* The task
Gather all lines with the word "following" in them.

(Saved data entries)
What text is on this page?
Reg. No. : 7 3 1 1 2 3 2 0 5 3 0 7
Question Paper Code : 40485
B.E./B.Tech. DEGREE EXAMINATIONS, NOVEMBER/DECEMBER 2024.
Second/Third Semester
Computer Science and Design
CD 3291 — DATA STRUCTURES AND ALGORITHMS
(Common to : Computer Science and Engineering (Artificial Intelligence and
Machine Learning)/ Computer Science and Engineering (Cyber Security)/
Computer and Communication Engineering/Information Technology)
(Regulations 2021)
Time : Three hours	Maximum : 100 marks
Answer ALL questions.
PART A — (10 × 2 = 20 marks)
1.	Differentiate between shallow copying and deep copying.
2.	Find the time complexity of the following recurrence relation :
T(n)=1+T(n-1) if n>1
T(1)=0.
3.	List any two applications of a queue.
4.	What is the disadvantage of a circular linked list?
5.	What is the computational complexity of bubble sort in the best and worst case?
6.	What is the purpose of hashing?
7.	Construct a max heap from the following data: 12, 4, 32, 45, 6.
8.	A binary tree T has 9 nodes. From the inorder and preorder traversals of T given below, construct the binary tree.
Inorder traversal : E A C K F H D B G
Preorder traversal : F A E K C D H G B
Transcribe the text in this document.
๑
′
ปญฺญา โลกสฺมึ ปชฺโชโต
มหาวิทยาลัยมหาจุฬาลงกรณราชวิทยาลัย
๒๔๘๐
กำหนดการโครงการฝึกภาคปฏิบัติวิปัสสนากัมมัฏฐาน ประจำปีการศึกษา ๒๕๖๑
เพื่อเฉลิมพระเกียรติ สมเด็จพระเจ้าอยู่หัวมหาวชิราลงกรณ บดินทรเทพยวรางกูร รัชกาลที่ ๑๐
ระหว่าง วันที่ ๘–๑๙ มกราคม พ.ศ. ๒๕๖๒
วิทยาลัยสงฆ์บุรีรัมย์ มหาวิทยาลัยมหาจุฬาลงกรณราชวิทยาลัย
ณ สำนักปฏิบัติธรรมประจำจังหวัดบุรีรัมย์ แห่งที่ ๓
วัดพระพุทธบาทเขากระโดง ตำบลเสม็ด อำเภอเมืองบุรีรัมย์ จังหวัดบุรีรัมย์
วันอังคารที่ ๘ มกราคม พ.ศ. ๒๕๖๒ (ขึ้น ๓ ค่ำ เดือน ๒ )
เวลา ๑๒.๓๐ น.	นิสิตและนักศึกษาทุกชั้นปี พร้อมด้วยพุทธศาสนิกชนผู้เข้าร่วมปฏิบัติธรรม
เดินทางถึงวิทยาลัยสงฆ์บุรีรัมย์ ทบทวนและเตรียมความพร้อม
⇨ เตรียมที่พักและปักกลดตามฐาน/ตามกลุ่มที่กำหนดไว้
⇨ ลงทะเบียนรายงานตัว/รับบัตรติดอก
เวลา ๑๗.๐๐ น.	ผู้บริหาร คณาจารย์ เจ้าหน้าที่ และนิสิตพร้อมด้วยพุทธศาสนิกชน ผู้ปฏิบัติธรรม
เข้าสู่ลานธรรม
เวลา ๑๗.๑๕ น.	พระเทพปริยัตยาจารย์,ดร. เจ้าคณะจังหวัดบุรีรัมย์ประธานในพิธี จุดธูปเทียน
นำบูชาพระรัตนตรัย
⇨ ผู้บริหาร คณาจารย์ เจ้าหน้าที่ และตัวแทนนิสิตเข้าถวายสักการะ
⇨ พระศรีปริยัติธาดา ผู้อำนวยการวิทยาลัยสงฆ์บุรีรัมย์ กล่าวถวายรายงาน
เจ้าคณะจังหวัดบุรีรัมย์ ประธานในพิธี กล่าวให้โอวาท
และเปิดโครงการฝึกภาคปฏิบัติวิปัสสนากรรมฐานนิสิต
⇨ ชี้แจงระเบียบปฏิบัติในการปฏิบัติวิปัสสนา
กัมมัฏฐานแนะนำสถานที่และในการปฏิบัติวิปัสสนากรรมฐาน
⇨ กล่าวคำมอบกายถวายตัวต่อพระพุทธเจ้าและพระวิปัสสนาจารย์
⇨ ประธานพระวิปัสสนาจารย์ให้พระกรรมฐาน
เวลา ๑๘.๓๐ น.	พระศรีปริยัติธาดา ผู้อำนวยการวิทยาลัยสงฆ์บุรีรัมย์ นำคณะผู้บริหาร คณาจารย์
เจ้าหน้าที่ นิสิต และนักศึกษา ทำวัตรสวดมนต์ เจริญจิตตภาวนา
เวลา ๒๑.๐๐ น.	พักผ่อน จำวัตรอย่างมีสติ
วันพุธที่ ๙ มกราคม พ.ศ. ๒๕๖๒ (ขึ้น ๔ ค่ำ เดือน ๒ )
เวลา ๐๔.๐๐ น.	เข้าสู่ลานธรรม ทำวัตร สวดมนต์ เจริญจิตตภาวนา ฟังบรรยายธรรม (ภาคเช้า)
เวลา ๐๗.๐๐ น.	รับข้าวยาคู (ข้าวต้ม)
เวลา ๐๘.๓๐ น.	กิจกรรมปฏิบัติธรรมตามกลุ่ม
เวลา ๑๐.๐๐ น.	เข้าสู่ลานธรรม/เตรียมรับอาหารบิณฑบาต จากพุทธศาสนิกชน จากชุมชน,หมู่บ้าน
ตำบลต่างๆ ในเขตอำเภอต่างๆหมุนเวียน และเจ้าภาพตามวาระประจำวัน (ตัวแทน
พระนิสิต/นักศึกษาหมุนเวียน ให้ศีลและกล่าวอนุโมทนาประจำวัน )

* Exercise answer
2.	Find the time complexity of the following recurrence relation :
7.	Construct a max heap from the following data: 12, 4, 32, 45, 6.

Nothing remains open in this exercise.